◆ **Exercise directions**
In the listing that follows, count each line containing the string "utilisez" and report only the count.

Start of Extracted information

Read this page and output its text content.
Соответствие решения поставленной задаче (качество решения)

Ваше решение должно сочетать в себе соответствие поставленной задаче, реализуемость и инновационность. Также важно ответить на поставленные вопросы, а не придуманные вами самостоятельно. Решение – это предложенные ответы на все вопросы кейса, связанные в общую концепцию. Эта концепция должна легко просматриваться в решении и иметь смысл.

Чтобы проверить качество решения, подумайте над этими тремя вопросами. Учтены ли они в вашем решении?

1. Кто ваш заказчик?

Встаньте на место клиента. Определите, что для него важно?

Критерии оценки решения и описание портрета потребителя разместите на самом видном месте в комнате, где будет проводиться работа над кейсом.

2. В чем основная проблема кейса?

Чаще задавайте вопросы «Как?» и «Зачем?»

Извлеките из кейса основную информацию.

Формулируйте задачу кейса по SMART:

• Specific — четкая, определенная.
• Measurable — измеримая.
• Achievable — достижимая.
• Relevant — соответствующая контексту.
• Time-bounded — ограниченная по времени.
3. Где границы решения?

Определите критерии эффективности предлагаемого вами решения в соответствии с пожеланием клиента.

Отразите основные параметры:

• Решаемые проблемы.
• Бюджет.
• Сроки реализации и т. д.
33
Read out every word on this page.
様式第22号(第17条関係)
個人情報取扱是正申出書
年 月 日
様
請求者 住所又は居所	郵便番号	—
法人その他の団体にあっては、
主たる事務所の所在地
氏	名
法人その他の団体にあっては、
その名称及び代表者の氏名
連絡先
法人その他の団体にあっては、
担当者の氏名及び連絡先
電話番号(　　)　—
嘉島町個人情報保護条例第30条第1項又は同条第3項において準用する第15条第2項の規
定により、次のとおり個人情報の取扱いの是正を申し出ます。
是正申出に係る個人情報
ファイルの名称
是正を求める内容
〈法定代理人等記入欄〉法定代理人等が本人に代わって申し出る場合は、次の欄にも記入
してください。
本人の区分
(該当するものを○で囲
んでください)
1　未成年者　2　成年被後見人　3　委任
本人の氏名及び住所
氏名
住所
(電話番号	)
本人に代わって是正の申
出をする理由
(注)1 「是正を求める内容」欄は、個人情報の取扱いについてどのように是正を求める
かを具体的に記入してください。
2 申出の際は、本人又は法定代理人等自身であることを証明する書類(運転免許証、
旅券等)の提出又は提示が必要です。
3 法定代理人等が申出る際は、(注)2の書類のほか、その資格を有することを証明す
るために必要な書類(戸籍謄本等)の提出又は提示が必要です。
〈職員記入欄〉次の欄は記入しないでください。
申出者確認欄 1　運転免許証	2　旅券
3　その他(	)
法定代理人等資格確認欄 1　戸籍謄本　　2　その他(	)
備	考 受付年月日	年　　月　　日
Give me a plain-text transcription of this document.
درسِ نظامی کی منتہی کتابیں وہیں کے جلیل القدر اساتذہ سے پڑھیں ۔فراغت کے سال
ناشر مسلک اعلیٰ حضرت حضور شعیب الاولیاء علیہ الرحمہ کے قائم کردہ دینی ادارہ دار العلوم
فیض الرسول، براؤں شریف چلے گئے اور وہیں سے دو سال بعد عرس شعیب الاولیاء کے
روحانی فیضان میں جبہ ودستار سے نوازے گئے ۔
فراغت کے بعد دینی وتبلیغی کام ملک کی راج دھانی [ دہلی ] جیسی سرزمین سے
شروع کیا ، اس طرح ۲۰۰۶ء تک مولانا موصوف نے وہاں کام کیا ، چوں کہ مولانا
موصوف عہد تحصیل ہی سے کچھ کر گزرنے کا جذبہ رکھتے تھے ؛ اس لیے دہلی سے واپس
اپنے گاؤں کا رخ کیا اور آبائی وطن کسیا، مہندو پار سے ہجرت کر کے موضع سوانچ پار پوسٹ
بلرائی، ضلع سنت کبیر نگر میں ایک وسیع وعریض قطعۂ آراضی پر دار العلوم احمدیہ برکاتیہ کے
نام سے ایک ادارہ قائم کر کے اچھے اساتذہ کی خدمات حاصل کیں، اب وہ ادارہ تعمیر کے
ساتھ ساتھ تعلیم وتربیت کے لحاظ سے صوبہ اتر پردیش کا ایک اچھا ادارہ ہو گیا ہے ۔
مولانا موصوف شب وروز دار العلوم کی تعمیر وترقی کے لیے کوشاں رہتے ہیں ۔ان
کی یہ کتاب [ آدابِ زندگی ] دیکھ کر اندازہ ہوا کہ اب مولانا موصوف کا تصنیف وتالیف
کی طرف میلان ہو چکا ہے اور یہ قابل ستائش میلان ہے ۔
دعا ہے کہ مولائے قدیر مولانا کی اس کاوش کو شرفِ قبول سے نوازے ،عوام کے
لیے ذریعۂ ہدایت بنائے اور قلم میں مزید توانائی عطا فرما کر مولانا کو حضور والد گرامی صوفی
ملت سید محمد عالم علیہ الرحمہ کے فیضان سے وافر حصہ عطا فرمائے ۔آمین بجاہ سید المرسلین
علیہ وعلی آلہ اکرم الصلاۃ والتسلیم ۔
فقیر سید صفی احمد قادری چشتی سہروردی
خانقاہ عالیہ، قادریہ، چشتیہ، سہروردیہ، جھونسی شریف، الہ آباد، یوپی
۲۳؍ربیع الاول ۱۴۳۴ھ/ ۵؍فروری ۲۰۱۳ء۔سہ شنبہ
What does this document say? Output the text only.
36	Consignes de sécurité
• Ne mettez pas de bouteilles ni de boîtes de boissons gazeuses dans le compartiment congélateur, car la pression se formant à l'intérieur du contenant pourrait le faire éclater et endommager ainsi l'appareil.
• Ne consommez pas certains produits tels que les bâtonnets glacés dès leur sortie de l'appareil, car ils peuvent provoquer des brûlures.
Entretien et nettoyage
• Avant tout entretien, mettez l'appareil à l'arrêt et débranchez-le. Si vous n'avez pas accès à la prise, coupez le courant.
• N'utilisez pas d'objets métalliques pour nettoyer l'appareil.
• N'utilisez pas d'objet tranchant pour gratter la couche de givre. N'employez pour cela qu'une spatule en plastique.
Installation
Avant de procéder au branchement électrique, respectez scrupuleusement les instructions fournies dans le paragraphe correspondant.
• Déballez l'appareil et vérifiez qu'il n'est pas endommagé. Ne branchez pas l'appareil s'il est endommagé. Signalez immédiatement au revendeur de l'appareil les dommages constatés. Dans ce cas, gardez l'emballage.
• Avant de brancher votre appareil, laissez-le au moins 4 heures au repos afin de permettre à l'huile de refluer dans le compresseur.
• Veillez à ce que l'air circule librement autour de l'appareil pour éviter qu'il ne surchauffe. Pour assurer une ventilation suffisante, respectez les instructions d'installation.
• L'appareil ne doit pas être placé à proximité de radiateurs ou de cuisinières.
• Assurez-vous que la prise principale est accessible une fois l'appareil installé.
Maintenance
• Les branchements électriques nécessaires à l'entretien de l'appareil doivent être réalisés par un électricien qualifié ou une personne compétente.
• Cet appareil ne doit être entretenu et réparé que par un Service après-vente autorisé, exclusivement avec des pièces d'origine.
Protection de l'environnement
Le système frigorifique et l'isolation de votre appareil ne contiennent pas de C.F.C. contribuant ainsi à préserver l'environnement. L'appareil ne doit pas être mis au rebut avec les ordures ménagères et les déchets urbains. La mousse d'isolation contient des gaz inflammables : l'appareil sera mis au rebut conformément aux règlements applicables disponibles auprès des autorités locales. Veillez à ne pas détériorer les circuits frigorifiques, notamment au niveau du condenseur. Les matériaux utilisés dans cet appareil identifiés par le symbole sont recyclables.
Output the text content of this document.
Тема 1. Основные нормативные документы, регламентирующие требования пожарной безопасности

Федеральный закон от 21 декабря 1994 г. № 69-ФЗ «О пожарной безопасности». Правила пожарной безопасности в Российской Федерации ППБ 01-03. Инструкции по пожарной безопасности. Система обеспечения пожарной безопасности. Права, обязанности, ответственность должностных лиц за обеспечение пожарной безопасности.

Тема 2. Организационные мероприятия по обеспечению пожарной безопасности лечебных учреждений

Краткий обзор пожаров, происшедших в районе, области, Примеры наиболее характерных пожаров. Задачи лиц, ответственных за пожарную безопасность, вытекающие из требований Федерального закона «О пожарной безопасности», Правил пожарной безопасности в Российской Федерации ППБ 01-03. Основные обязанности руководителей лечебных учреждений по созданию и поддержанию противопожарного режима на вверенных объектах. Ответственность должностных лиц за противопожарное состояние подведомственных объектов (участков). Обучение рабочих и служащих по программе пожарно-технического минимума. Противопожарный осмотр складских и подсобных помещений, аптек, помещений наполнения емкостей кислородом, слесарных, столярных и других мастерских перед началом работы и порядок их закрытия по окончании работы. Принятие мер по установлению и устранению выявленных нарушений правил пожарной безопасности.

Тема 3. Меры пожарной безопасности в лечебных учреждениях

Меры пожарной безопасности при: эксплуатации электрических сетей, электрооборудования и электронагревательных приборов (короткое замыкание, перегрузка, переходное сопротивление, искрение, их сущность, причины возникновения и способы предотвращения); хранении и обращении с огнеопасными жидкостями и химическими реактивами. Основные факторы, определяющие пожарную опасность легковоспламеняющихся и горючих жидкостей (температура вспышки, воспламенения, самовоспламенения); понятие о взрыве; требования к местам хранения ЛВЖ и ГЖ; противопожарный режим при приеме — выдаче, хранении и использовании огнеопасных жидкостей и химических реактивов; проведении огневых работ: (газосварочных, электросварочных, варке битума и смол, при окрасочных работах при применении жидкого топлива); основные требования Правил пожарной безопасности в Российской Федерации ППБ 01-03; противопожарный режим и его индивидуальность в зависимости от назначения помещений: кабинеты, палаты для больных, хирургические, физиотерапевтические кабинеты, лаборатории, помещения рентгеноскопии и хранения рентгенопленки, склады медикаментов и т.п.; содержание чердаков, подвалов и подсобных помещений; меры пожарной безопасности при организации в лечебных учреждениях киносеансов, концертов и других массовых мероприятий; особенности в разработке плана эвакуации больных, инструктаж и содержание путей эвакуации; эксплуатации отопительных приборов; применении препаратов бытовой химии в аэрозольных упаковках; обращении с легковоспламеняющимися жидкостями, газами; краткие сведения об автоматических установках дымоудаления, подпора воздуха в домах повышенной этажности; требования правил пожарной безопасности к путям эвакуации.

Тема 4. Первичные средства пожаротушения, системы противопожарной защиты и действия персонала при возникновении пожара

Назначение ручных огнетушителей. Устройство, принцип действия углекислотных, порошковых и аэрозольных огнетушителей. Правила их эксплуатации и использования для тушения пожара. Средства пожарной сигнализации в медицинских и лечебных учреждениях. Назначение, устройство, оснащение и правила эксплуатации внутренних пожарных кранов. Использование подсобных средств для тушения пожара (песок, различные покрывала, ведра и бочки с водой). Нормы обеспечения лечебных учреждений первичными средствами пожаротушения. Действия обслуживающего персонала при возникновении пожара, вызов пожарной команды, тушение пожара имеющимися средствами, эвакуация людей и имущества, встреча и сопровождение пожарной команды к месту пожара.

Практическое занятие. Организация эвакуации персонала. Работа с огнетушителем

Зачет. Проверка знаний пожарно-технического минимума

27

End of Extracted information

◆ **Answer to the exercise**
2